*Texto*.
------------------------------

RESUMEN: La doctrina transaccional de la administración Trump parece estar basada en la personalidad y experiencias de Donald Trump y no en una teoría abstracta sobre el comportamiento de los estados. De acuerdo a la tal doctrina, se pueden tener relaciones exitosas con países que comparten puntos de vista respecto a un beneficio mutuo. Trump pisotea las normas que su antecesor Barack Obama, buscó reforzar para beneficio del sistema internacional y de sus servidores. La doctrina Obama, al igual que la de Trump, surgió de su propia personalidad.
Foto – El Presidente Donald Trump, 27 de mayo, 2017 fotografía del Cuerpo de Marines por el Sargento Samuel Guerra vía el Departamento de Defensa de los Estados Unidos
¿Qué es la Doctrina Trump? ¿Cómo podemos tomarnos este ensamble de decisiones políticas de su gobierno: aplicaciones mucho más estrictas a las fronteras, aranceles a las importaciones chinas, renegociaciones ruidosas y exitosas en los acuerdos comerciales con Canadá y México, palabras muy duras para los miembros de la OTAN respecto a sus míseras contribuciones, mayor cooperación militar con Polonia, desafíos con China en el Sudeste Asiático, el traslado de la Embajada estadounidense en Israel a Jerusalén – y extraer de ahí un conjunto de principios? ¿Y cómo debe incluirse dentro de la ecuación la inquietante personalidad de Trump y sus arrebatos quijotescos?
Para responder a estas preguntas, uno debe considerar incluso si se puede realizar algún tipo de análisis en contexto a los tantos oprobios e insultos lanzados contra Trump por los medios de comunicación estadounidenses y globales – “fascista”, “nazi”, “racista” – sin convertirse en objetivo de acusaciones similares. Y por encima de todo, uno debe preguntarse: ¿existe de hecho una “doctrina” en oposición a un estilo basado en la personalidad e instinto? Si fuese así, ¿es realmente diferente de otras administraciones?
Tal como muchos han señalado, el enfoque de Trump hacia la política exterior, igual a sí mismo, es algo casi puramente transaccional, impulsado por la filosofía que la vida es ‘todo o nada’. Pero a diferencia de las elites que planearon y ejecutaron los últimos 70 años de política interna y externa estadounidense, Trump no parece tener una visión muy clara sobre la forma ideal u operacional del mundo.
En importancia, nada de lo que Trump hace tiene su asidero en abstracciones intelectuales como la teoría de las relaciones internacionales o cualquier otra teoría. No existen suposiciones sobre el comportamiento esperado de los estados, o si estos siguen intereses o ideologías – solo que los Estados Unidos han sido engañados por la “globalización”, que otros entes han utilizado para cubrir su propia forma equilibrista de pensar.
Existen sin embargo, ciertos objetivos definibles: la restauración de la grandeza económica estadounidense, de la cual fluye un papel igualmente prominente en los asuntos internacionales (la esencia de la inepta fraseología de “Estados Unidos Primero”), así como también las fuertes relaciones con los aliados. La naturaleza de los aliados es directa si no simplista: un comercio relativamente abierto, responsabilidades de defensa compartidas y valores culturales comunes. Sin embargo, los acuerdos pueden hacerse junto a autócratas, que se ven halagados y engatusados en tal cooperación.

------------------------------

*Objetivo A*.
Del texto sobre la Doctrina Trump, reproduce el tramo de "Tal como muchos" a "operacional del mundo.", pero sustituye "elites" por "cúpulas".
*Objetivo B*.
Traduce al inglés esta oración del texto sobre la Doctrina Trump: "Sin embargo, los acuerdos pueden hacerse junto a autócratas, que se ven halagados y engatusados en tal cooperación."
*Objetivo C*.
Prolonga el texto sobre la Doctrina Trump a partir de su última oración.

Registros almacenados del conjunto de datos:

------------------------------

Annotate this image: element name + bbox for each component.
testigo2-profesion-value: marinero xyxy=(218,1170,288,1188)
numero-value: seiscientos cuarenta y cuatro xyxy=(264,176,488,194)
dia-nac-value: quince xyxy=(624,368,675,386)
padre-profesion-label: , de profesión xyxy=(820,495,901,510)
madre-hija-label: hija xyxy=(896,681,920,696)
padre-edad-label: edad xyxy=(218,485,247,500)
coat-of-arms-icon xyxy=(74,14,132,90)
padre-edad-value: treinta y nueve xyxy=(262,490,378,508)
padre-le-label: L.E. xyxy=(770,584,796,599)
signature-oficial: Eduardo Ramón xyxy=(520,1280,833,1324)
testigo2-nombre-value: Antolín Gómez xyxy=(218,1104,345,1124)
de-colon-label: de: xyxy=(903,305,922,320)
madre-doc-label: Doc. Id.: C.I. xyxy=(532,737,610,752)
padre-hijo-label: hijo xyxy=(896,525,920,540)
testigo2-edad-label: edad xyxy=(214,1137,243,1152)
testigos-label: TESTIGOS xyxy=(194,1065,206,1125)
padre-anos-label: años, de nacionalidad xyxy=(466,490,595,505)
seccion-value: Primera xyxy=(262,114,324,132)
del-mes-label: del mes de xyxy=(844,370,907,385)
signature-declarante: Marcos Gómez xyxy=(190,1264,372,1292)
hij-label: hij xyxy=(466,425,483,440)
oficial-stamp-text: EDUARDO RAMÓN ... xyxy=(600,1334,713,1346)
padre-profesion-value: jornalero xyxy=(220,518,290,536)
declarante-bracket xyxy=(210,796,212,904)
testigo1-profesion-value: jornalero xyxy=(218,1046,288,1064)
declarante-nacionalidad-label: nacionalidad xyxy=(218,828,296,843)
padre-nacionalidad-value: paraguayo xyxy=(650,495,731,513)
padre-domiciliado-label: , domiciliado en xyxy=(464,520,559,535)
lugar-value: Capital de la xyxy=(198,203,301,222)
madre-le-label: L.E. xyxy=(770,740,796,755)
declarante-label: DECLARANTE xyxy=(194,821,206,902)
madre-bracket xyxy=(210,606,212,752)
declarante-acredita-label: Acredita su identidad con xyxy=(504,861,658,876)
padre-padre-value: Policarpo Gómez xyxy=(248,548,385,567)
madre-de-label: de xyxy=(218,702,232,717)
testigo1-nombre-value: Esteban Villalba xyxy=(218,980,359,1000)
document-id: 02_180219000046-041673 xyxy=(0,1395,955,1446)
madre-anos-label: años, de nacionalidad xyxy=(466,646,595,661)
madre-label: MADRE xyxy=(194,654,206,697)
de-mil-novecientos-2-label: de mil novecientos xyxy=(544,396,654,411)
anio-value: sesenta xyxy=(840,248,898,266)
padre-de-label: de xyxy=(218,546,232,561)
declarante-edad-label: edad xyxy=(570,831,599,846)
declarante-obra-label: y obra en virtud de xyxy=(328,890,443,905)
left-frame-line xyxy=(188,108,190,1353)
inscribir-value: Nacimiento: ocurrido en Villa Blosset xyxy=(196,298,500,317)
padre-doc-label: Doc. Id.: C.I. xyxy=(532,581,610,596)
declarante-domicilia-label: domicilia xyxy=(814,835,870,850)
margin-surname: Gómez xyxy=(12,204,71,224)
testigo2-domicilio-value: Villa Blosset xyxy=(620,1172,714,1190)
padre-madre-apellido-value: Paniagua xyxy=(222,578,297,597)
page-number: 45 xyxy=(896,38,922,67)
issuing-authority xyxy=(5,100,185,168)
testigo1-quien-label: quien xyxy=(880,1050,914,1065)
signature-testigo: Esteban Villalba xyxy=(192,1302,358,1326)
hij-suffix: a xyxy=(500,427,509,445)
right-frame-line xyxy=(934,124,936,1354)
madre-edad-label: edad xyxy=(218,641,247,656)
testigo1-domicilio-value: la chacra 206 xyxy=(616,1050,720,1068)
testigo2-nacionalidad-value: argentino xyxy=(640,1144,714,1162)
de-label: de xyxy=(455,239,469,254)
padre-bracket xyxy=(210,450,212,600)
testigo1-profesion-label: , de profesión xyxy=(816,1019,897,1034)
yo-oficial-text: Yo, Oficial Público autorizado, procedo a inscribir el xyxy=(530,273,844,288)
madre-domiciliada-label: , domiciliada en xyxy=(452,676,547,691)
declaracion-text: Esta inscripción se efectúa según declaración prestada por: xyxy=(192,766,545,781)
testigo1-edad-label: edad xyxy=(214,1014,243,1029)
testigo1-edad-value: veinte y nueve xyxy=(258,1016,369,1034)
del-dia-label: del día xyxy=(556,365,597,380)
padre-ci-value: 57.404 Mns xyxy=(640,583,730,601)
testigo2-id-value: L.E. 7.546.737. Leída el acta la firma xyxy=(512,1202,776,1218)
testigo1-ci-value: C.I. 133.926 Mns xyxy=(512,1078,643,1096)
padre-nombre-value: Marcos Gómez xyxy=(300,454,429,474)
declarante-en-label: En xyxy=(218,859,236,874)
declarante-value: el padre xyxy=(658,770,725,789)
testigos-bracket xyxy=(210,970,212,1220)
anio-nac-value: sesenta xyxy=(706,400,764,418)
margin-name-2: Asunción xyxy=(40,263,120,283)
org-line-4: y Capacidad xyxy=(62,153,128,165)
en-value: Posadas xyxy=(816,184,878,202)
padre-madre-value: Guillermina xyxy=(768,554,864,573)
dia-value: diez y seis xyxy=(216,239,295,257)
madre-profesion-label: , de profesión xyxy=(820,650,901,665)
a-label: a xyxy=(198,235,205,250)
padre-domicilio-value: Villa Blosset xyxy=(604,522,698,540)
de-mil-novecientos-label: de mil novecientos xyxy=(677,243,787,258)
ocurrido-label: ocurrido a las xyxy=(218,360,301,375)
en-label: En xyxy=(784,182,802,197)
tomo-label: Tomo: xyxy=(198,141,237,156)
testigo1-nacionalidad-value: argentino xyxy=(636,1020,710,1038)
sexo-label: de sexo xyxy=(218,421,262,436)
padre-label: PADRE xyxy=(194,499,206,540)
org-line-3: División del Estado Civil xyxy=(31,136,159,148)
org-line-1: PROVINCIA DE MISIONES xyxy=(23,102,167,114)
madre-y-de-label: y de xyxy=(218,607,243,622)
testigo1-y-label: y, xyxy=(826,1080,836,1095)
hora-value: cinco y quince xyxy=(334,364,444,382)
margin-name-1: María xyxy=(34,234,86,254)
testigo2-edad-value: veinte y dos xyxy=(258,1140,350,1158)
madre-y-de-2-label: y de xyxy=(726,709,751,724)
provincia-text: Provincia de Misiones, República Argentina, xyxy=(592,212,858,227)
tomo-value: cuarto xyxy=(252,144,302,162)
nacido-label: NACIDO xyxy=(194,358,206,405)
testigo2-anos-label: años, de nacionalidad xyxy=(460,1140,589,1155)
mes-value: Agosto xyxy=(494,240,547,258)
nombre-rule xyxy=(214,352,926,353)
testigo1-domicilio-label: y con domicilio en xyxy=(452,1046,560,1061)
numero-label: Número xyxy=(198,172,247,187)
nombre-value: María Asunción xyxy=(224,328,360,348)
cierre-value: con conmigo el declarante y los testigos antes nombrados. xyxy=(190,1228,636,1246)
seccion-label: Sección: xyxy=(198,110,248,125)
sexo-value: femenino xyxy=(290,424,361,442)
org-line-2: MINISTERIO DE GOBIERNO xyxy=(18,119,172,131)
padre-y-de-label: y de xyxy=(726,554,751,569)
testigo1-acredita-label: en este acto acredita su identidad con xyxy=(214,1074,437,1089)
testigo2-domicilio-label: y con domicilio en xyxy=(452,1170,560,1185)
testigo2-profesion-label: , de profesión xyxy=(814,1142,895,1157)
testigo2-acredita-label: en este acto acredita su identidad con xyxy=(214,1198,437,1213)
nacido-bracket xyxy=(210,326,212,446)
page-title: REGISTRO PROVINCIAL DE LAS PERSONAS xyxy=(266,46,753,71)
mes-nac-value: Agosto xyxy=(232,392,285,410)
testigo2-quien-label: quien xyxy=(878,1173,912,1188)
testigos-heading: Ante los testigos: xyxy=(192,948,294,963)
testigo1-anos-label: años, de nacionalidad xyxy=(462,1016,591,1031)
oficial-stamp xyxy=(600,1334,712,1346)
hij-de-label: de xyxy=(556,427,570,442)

------------------------------

*Respuesta A*.
Tal como muchos han señalado, el enfoque de Trump hacia la política exterior, igual a sí mismo, es algo casi puramente transaccional, impulsado por la filosofía que la vida es ‘todo o nada’. Pero a diferencia de las cúpulas que planearon y ejecutaron los últimos 70 años de política interna y externa estadounidense, Trump no parece tener una visión muy clara sobre la forma ideal u operacional del mundo.

*Respuesta B*.
However, deals can be made with autocrats, who are flattered and cajoled into such cooperation.

*Respuesta C*.
Esta es una visión estrictamente útil de las instituciones internacionales. Los mecanismos preferidos de las relaciones internacionales no son estructurales sino personales, de ahí la omnipresencia del yerno de Trump Jared Kushner como emisario. Esto revierte la sabiduría convencional acerca de la necesidad de contar con profesionales sabios a su alrededor y sin embargo hacer retroceder los Estados Unidos a los estándares anteriores a la Segunda Guerra Mundial, donde prominentes empresarios fueron frecuentemente designados para desempeñar funciones en el área de política exterior. La ONU no es considerada un foro que aplaca los conflictos internacionales a través de debates y consensos (o el lugar para ventilar quejas y estupideces), sino un mecanismo que opera limitando injustamente la libertad de acción estadounidense mientras le exige a este su apoyo en pleno.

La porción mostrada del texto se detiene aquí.